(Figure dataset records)
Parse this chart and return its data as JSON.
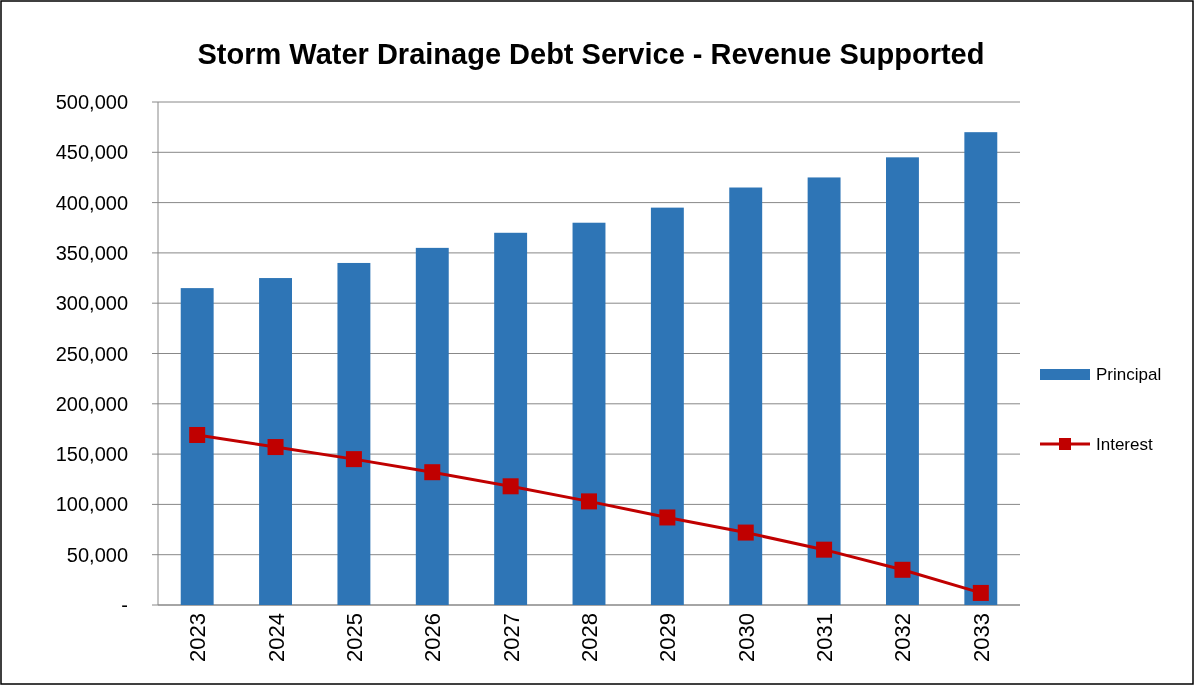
{
  "chart_data": {
    "type": "bar",
    "title": "Storm Water Drainage Debt Service - Revenue Supported",
    "categories": [
      "2023",
      "2024",
      "2025",
      "2026",
      "2027",
      "2028",
      "2029",
      "2030",
      "2031",
      "2032",
      "2033"
    ],
    "series": [
      {
        "name": "Principal",
        "color": "#2e75b6",
        "values": [
          315000,
          325000,
          340000,
          355000,
          370000,
          380000,
          395000,
          415000,
          425000,
          445000,
          470000
        ]
      },
      {
        "name": "Interest",
        "type": "line",
        "color": "#c00000",
        "marker": "square",
        "values": [
          169000,
          157000,
          145000,
          132000,
          118000,
          103000,
          87000,
          72000,
          55000,
          35000,
          12000
        ]
      }
    ],
    "ylim": [
      0,
      500000
    ],
    "yticks": [
      {
        "value": 0,
        "label": "-"
      },
      {
        "value": 50000,
        "label": "50,000"
      },
      {
        "value": 100000,
        "label": "100,000"
      },
      {
        "value": 150000,
        "label": "150,000"
      },
      {
        "value": 200000,
        "label": "200,000"
      },
      {
        "value": 250000,
        "label": "250,000"
      },
      {
        "value": 300000,
        "label": "300,000"
      },
      {
        "value": 350000,
        "label": "350,000"
      },
      {
        "value": 400000,
        "label": "400,000"
      },
      {
        "value": 450000,
        "label": "450,000"
      },
      {
        "value": 500000,
        "label": "500,000"
      }
    ],
    "grid": "y",
    "legend": "right"
  }
}
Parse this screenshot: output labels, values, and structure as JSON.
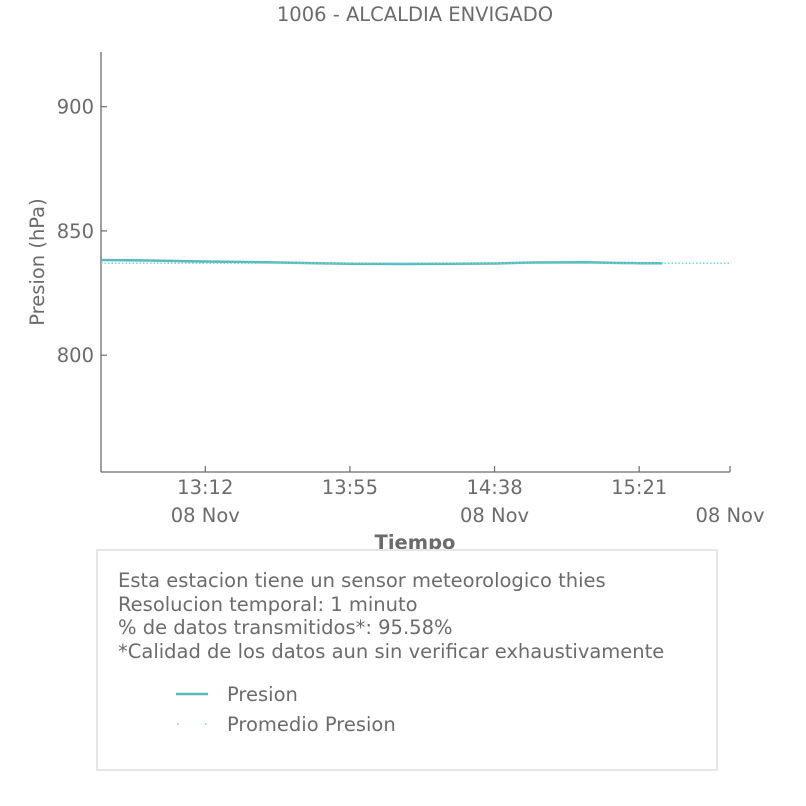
{
  "colors": {
    "series": "#5bb8bd",
    "average": "#67d6d3",
    "axis": "#6b6b6b",
    "text": "#6b6b6b"
  },
  "chart_data": {
    "type": "line",
    "title": "1006 - ALCALDIA ENVIGADO",
    "xlabel": "Tiempo",
    "ylabel": "Presion (hPa)",
    "y_ticks": [
      800,
      850,
      900
    ],
    "x_ticks": [
      {
        "time": "13:12",
        "date": "08 Nov"
      },
      {
        "time": "13:55",
        "date": ""
      },
      {
        "time": "14:38",
        "date": "08 Nov"
      },
      {
        "time": "15:21",
        "date": ""
      },
      {
        "time": "",
        "date": "08 Nov"
      }
    ],
    "xlim": [
      "12:41",
      "15:48"
    ],
    "ylim": [
      753,
      922
    ],
    "series": [
      {
        "name": "Presion",
        "style": "solid",
        "points": [
          {
            "x": "12:41",
            "y": 838.3
          },
          {
            "x": "12:55",
            "y": 838.1
          },
          {
            "x": "13:12",
            "y": 837.7
          },
          {
            "x": "13:30",
            "y": 837.4
          },
          {
            "x": "13:45",
            "y": 837.0
          },
          {
            "x": "13:55",
            "y": 836.8
          },
          {
            "x": "14:10",
            "y": 836.7
          },
          {
            "x": "14:25",
            "y": 836.8
          },
          {
            "x": "14:38",
            "y": 836.9
          },
          {
            "x": "14:50",
            "y": 837.3
          },
          {
            "x": "15:05",
            "y": 837.4
          },
          {
            "x": "15:15",
            "y": 837.1
          },
          {
            "x": "15:21",
            "y": 837.0
          },
          {
            "x": "15:28",
            "y": 837.0
          }
        ]
      },
      {
        "name": "Promedio Presion",
        "style": "dotted",
        "points": [
          {
            "x": "12:41",
            "y": 837.0
          },
          {
            "x": "15:48",
            "y": 837.0
          }
        ]
      }
    ],
    "grid": false,
    "legend": "bottom"
  },
  "info": {
    "lines": [
      "Esta estacion tiene un sensor meteorologico thies",
      "Resolucion temporal: 1 minuto",
      "% de datos transmitidos*: 95.58%",
      "*Calidad de los datos aun sin verificar exhaustivamente"
    ]
  }
}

→ **Exercise brief**
Repeat the material above in full and exactly, omitting the pictures.

→ **The completed task**
Parse this chart and return its data as JSON.
{
  "chart_data": {
    "type": "bar",
    "title": "Storm Water Drainage Debt Service - Revenue Supported",
    "categories": [
      "2023",
      "2024",
      "2025",
      "2026",
      "2027",
      "2028",
      "2029",
      "2030",
      "2031",
      "2032",
      "2033"
    ],
    "series": [
      {
        "name": "Principal",
        "color": "#2e75b6",
        "values": [
          315000,
          325000,
          340000,
          355000,
          370000,
          380000,
          395000,
          415000,
          425000,
          445000,
          470000
        ]
      },
      {
        "name": "Interest",
        "type": "line",
        "color": "#c00000",
        "marker": "square",
        "values": [
          169000,
          157000,
          145000,
          132000,
          118000,
          103000,
          87000,
          72000,
          55000,
          35000,
          12000
        ]
      }
    ],
    "ylim": [
      0,
      500000
    ],
    "yticks": [
      {
        "value": 0,
        "label": "-"
      },
      {
        "value": 50000,
        "label": "50,000"
      },
      {
        "value": 100000,
        "label": "100,000"
      },
      {
        "value": 150000,
        "label": "150,000"
      },
      {
        "value": 200000,
        "label": "200,000"
      },
      {
        "value": 250000,
        "label": "250,000"
      },
      {
        "value": 300000,
        "label": "300,000"
      },
      {
        "value": 350000,
        "label": "350,000"
      },
      {
        "value": 400000,
        "label": "400,000"
      },
      {
        "value": 450000,
        "label": "450,000"
      },
      {
        "value": 500000,
        "label": "500,000"
      }
    ],
    "grid": "y",
    "legend": "right"
  }
}
Parse this screenshot: output labels, values, and structure as JSON.
{
  "colors": {
    "series": "#5bb8bd",
    "average": "#67d6d3",
    "axis": "#6b6b6b",
    "text": "#6b6b6b"
  },
  "chart_data": {
    "type": "line",
    "title": "1006 - ALCALDIA ENVIGADO",
    "xlabel": "Tiempo",
    "ylabel": "Presion (hPa)",
    "y_ticks": [
      800,
      850,
      900
    ],
    "x_ticks": [
      {
        "time": "13:12",
        "date": "08 Nov"
      },
      {
        "time": "13:55",
        "date": ""
      },
      {
        "time": "14:38",
        "date": "08 Nov"
      },
      {
        "time": "15:21",
        "date": ""
      },
      {
        "time": "",
        "date": "08 Nov"
      }
    ],
    "xlim": [
      "12:41",
      "15:48"
    ],
    "ylim": [
      753,
      922
    ],
    "series": [
      {
        "name": "Presion",
        "style": "solid",
        "points": [
          {
            "x": "12:41",
            "y": 838.3
          },
          {
            "x": "12:55",
            "y": 838.1
          },
          {
            "x": "13:12",
            "y": 837.7
          },
          {
            "x": "13:30",
            "y": 837.4
          },
          {
            "x": "13:45",
            "y": 837.0
          },
          {
            "x": "13:55",
            "y": 836.8
          },
          {
            "x": "14:10",
            "y": 836.7
          },
          {
            "x": "14:25",
            "y": 836.8
          },
          {
            "x": "14:38",
            "y": 836.9
          },
          {
            "x": "14:50",
            "y": 837.3
          },
          {
            "x": "15:05",
            "y": 837.4
          },
          {
            "x": "15:15",
            "y": 837.1
          },
          {
            "x": "15:21",
            "y": 837.0
          },
          {
            "x": "15:28",
            "y": 837.0
          }
        ]
      },
      {
        "name": "Promedio Presion",
        "style": "dotted",
        "points": [
          {
            "x": "12:41",
            "y": 837.0
          },
          {
            "x": "15:48",
            "y": 837.0
          }
        ]
      }
    ],
    "grid": false,
    "legend": "bottom"
  },
  "info": {
    "lines": [
      "Esta estacion tiene un sensor meteorologico thies",
      "Resolucion temporal: 1 minuto",
      "% de datos transmitidos*: 95.58%",
      "*Calidad de los datos aun sin verificar exhaustivamente"
    ]
  }
}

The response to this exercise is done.